> _Goal of the exercise_: Show all lines that include the string "title"; copy each one.

-- begin Extracted entries --

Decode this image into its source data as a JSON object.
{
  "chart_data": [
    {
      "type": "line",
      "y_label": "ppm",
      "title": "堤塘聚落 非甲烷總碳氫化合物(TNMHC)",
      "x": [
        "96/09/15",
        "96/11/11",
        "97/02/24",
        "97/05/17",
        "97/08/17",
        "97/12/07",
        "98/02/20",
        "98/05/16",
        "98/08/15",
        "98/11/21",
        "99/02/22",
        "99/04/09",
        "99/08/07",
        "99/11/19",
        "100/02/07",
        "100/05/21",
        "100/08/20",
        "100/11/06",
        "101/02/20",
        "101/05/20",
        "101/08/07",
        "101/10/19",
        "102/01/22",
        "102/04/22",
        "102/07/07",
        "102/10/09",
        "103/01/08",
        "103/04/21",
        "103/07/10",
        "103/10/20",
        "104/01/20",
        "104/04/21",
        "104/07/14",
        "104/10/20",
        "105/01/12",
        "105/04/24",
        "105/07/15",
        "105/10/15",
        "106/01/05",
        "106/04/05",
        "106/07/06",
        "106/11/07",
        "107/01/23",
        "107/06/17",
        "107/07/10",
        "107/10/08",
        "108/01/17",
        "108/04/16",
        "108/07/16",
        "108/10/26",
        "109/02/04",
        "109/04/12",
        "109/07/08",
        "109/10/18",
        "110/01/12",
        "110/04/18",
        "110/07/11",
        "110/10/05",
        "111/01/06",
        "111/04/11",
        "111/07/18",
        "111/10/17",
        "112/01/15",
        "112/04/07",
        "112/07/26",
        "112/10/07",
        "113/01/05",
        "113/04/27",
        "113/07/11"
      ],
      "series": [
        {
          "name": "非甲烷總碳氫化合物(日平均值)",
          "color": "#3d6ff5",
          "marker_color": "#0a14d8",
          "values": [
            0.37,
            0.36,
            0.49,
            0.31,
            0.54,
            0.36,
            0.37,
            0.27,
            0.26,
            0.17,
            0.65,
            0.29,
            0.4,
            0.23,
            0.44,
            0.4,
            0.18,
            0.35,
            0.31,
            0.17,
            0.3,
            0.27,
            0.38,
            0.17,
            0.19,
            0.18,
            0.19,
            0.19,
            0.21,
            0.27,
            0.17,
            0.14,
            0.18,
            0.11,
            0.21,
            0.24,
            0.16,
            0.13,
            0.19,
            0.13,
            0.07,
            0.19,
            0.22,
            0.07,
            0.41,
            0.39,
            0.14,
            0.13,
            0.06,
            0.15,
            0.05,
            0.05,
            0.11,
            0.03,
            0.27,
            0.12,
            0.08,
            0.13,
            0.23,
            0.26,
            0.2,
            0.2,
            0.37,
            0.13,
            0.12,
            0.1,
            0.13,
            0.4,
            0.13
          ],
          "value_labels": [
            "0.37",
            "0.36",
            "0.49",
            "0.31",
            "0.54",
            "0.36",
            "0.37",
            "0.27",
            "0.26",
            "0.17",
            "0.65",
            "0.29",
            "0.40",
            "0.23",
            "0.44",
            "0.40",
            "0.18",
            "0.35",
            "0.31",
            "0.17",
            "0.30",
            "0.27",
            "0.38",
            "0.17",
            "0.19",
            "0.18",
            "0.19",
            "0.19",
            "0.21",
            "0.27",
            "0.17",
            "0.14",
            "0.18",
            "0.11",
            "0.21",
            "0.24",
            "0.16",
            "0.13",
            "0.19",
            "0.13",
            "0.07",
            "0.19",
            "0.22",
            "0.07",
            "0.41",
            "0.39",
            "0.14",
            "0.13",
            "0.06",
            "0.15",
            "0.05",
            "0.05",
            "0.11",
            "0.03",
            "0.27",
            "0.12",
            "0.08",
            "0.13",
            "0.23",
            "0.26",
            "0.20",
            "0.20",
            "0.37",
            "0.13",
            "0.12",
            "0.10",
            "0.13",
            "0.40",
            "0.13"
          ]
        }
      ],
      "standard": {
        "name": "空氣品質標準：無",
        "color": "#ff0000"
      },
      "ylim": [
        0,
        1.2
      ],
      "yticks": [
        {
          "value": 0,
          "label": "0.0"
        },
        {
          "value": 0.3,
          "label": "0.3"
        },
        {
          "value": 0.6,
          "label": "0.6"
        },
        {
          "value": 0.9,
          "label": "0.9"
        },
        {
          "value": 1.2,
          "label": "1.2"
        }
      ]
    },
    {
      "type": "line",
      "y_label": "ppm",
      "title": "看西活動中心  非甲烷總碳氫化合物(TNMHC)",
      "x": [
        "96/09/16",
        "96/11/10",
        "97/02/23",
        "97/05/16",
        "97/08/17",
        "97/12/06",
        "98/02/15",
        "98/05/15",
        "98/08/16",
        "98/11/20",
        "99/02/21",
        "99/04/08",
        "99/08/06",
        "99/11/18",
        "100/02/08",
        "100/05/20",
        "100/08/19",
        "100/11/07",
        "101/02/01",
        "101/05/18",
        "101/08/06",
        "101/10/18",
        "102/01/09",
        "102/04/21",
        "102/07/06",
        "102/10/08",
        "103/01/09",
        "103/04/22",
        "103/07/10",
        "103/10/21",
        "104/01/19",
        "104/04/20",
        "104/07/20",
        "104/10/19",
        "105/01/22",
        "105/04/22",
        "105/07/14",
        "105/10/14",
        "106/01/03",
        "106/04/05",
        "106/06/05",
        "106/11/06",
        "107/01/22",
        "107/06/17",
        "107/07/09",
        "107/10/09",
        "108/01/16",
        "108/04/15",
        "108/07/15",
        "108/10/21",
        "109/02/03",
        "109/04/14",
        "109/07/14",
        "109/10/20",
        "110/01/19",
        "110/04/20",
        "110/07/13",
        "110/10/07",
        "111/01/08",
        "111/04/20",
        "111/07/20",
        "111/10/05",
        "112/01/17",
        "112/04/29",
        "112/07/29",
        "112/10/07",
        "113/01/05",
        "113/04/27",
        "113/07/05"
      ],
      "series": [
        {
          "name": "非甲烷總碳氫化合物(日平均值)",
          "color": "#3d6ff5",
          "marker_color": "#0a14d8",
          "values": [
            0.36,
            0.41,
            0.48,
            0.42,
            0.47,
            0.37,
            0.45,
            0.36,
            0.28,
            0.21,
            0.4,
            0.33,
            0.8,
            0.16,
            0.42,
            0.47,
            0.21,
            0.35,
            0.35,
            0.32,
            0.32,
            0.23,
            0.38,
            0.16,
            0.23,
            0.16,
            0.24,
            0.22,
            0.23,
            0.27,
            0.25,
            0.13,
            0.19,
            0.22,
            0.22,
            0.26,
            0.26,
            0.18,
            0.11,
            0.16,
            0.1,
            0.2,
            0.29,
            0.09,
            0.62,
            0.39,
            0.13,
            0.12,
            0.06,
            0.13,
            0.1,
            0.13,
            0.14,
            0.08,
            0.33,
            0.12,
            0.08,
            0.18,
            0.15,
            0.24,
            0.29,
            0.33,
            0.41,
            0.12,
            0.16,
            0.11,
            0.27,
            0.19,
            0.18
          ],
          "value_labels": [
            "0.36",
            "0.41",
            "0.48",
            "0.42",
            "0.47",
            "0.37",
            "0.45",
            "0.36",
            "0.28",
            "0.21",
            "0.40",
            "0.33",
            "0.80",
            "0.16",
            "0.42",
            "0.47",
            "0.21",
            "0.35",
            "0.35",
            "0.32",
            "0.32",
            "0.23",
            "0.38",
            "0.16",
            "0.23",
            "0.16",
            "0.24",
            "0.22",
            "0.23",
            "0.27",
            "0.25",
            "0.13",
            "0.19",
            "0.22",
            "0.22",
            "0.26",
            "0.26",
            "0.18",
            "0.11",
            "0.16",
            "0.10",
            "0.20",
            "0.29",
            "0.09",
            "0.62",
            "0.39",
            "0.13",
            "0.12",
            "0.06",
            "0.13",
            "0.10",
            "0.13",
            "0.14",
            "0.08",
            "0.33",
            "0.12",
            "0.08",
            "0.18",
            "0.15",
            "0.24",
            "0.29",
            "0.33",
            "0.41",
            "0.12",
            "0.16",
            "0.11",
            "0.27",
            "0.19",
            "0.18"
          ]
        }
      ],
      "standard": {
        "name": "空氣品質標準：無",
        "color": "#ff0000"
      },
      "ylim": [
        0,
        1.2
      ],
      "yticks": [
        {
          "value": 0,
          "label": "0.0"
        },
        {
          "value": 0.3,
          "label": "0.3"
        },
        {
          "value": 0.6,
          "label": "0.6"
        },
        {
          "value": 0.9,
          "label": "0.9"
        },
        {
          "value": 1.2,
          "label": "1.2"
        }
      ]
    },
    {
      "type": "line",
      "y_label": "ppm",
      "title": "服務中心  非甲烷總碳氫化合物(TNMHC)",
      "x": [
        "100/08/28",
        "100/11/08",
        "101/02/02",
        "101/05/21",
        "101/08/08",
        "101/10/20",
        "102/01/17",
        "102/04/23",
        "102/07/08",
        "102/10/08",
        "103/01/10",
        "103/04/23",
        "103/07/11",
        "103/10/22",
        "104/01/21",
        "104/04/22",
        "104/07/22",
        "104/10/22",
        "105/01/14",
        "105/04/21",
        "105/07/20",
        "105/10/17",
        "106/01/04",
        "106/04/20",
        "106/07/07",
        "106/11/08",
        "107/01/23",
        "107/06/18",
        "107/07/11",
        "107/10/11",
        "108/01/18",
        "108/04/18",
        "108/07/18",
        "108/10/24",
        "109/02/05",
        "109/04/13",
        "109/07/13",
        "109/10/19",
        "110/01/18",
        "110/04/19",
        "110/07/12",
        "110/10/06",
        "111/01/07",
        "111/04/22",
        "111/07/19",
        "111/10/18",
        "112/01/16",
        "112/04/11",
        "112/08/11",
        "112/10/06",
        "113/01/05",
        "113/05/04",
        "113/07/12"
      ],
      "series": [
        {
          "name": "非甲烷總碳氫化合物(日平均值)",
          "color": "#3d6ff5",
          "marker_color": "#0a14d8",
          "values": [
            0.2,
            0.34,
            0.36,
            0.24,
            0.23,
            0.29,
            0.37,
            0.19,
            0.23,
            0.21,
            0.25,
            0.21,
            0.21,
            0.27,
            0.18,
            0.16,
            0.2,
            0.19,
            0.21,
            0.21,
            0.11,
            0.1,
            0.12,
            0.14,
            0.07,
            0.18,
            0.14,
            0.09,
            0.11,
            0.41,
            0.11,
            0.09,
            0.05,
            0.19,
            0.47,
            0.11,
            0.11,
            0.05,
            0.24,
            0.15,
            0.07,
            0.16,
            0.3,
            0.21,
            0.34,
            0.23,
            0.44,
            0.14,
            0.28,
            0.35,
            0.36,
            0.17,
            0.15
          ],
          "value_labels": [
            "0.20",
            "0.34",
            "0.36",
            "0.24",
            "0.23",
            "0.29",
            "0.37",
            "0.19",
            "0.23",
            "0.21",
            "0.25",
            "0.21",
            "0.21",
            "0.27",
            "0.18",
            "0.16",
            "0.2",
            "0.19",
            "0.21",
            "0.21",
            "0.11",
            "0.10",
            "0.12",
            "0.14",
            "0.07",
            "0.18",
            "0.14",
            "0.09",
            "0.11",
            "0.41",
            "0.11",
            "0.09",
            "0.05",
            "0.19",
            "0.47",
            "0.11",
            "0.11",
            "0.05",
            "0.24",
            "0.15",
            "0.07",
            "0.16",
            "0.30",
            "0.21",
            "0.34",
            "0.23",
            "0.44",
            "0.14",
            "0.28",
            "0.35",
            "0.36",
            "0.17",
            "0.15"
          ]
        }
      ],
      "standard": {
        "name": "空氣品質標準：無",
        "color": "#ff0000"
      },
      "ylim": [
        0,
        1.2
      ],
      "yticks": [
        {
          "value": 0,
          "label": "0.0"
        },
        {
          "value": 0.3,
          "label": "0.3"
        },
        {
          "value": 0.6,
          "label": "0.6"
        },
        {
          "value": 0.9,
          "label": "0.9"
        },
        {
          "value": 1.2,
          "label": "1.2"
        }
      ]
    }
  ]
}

-- end Extracted entries --

> _Complete output_:
      "title": "堤塘聚落 非甲烷總碳氫化合物(TNMHC)",
      "title": "看西活動中心  非甲烷總碳氫化合物(TNMHC)",
      "title": "服務中心  非甲烷總碳氫化合物(TNMHC)",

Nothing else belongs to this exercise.